* _What the exercise asks_: Lift every line from the entries that includes the word "name".

* _Items from a data source_:
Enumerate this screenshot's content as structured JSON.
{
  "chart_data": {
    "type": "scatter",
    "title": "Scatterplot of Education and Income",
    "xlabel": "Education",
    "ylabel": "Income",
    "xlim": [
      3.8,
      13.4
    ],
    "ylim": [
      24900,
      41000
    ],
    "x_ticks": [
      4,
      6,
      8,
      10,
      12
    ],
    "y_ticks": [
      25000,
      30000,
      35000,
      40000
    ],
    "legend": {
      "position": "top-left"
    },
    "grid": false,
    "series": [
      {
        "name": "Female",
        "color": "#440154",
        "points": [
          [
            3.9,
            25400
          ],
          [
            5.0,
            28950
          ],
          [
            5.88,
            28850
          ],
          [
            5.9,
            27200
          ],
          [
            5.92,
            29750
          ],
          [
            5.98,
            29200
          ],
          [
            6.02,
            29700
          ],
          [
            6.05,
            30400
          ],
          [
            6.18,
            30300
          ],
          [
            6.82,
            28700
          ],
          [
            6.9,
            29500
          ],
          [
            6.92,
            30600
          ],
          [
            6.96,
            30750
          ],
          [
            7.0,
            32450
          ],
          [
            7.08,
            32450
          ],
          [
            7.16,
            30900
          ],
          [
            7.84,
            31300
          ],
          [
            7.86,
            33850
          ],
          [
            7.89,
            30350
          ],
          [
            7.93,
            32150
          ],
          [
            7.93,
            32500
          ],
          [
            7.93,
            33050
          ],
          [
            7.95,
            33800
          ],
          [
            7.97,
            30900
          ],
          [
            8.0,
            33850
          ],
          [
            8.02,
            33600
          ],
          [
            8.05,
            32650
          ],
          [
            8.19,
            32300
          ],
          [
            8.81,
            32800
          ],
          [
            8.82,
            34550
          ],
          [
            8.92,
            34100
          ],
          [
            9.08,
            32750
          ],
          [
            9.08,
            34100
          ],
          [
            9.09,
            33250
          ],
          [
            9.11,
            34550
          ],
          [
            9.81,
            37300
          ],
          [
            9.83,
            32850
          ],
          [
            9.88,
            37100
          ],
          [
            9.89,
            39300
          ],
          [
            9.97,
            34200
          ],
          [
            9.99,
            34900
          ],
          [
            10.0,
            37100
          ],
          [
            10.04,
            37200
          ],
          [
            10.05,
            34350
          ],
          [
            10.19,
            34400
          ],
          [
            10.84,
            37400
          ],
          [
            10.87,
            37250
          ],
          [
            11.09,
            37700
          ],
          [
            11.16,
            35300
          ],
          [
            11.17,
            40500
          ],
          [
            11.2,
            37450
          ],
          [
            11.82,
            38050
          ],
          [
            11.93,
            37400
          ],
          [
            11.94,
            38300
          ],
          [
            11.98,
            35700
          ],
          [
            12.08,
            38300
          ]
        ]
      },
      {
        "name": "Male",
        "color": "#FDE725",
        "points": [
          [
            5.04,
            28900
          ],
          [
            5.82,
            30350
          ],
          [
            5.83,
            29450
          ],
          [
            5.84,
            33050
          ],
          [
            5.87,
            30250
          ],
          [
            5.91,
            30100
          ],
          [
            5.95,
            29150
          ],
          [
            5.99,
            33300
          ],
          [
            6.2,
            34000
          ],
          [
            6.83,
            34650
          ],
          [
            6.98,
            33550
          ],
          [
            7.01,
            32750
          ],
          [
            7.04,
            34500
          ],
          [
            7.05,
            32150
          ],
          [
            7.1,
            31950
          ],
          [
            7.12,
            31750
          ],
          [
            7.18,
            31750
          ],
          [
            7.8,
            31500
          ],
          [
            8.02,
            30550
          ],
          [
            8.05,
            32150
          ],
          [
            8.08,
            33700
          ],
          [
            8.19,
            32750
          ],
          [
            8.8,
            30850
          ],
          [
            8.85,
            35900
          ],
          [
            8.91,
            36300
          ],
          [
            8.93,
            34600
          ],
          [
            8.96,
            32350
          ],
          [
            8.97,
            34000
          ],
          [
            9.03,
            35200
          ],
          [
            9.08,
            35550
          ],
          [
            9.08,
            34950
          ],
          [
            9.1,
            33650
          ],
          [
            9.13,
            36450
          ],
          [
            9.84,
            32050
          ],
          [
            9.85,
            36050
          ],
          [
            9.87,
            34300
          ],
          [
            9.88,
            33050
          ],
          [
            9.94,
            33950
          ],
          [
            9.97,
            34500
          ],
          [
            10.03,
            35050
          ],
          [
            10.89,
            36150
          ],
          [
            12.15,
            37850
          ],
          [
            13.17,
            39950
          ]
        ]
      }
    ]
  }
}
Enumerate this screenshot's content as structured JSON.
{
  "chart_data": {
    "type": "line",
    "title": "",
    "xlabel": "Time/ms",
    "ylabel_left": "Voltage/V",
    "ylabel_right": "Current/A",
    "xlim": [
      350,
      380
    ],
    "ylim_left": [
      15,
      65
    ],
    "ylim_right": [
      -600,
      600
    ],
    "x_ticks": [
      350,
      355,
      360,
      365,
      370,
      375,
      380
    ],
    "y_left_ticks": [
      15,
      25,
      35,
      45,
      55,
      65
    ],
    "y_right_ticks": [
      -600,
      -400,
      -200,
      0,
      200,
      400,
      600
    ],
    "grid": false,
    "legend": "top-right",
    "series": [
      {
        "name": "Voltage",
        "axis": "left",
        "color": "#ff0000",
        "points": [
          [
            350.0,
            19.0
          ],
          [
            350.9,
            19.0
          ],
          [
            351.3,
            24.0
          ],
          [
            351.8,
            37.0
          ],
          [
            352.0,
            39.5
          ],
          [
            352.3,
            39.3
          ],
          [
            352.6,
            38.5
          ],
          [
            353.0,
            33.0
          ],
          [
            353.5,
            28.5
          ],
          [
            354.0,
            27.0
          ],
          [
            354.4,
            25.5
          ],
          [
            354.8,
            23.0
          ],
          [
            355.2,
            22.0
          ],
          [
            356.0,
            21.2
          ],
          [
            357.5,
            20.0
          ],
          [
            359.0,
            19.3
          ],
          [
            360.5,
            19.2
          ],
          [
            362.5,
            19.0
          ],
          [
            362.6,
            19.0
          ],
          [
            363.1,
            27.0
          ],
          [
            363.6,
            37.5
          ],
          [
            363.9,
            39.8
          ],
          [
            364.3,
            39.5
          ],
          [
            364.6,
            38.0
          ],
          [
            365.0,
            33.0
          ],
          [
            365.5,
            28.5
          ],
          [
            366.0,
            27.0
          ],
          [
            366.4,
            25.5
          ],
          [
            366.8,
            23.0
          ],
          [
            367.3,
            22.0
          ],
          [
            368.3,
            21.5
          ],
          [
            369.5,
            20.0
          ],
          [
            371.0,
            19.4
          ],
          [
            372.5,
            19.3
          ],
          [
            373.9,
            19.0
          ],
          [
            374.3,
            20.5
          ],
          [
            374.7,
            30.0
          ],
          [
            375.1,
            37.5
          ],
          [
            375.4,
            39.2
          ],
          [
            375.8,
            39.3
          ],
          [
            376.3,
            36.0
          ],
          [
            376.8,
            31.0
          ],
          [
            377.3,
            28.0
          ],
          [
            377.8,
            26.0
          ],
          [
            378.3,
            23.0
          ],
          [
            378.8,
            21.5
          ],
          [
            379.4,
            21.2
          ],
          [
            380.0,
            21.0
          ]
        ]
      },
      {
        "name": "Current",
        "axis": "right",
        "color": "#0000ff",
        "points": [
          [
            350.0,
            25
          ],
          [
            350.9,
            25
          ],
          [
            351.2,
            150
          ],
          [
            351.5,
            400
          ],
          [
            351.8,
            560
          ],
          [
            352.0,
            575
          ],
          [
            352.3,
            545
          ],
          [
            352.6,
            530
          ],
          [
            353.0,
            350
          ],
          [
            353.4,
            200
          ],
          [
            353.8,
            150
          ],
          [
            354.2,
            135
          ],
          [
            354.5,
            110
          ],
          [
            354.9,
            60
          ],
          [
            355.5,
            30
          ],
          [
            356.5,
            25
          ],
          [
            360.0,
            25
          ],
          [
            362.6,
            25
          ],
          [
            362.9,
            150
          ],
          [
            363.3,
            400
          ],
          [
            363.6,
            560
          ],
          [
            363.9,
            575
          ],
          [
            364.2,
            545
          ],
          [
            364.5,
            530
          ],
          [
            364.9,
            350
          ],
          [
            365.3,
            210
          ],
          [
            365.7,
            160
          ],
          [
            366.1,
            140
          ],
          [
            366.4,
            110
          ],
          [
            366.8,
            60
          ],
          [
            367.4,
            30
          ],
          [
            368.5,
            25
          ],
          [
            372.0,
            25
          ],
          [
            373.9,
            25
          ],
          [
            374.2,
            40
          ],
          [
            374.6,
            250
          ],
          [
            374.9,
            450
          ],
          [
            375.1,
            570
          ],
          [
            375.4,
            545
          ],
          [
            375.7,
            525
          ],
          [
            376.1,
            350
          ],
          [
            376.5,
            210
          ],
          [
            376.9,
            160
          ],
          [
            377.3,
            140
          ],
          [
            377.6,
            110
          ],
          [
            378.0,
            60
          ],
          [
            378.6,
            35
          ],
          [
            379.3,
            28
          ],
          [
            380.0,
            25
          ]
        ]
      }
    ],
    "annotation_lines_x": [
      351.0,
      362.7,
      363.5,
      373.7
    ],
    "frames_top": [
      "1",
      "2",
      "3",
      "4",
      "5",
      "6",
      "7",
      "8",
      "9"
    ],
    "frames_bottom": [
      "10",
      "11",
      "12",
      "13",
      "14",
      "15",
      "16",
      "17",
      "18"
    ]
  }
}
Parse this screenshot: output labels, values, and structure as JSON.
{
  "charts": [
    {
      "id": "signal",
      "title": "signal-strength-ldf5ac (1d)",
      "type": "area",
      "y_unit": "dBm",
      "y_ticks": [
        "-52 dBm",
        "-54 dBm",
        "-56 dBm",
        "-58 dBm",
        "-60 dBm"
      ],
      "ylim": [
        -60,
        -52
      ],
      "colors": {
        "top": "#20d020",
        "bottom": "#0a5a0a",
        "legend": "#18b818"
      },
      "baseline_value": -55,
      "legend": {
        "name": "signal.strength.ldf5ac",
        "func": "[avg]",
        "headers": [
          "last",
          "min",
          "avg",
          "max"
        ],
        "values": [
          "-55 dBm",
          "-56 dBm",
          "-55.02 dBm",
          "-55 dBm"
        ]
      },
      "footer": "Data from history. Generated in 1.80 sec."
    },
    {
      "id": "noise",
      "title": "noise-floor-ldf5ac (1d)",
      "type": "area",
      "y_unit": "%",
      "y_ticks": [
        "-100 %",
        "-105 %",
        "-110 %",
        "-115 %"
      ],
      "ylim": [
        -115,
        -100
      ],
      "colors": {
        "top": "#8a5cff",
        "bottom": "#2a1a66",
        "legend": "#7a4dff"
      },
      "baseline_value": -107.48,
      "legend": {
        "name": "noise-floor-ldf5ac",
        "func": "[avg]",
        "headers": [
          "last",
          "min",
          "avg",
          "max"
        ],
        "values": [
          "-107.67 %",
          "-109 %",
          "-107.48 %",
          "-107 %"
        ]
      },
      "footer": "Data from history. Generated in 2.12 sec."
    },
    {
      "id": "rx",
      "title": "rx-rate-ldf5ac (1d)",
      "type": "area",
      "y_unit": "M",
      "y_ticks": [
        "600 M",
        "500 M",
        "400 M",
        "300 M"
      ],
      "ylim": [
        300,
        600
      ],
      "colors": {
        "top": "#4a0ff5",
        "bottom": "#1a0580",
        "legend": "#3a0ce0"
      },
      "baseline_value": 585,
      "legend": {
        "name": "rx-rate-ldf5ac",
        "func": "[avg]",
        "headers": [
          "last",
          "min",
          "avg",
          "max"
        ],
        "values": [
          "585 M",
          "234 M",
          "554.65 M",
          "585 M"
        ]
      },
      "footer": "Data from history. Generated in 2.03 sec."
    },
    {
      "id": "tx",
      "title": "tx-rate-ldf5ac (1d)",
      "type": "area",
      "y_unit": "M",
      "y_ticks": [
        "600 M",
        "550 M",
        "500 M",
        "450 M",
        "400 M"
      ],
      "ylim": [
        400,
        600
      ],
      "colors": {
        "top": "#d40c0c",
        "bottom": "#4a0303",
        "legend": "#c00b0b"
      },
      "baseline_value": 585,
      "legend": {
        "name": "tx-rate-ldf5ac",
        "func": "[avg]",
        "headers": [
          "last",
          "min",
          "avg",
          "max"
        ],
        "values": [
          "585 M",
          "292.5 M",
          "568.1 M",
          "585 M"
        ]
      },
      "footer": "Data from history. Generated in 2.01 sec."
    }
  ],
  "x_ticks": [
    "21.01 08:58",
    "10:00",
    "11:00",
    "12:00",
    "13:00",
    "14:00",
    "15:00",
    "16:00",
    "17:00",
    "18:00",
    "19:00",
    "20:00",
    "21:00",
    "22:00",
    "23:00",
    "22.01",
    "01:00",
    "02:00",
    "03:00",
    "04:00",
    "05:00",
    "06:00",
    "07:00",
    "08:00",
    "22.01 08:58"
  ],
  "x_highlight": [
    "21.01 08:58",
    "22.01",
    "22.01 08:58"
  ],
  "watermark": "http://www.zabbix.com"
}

* _Reply_:
        "name": "Female",
        "name": "Male",
        "name": "Voltage",
        "name": "Current",
        "name": "signal.strength.ldf5ac",
        "name": "noise-floor-ldf5ac",
        "name": "rx-rate-ldf5ac",
        "name": "tx-rate-ldf5ac",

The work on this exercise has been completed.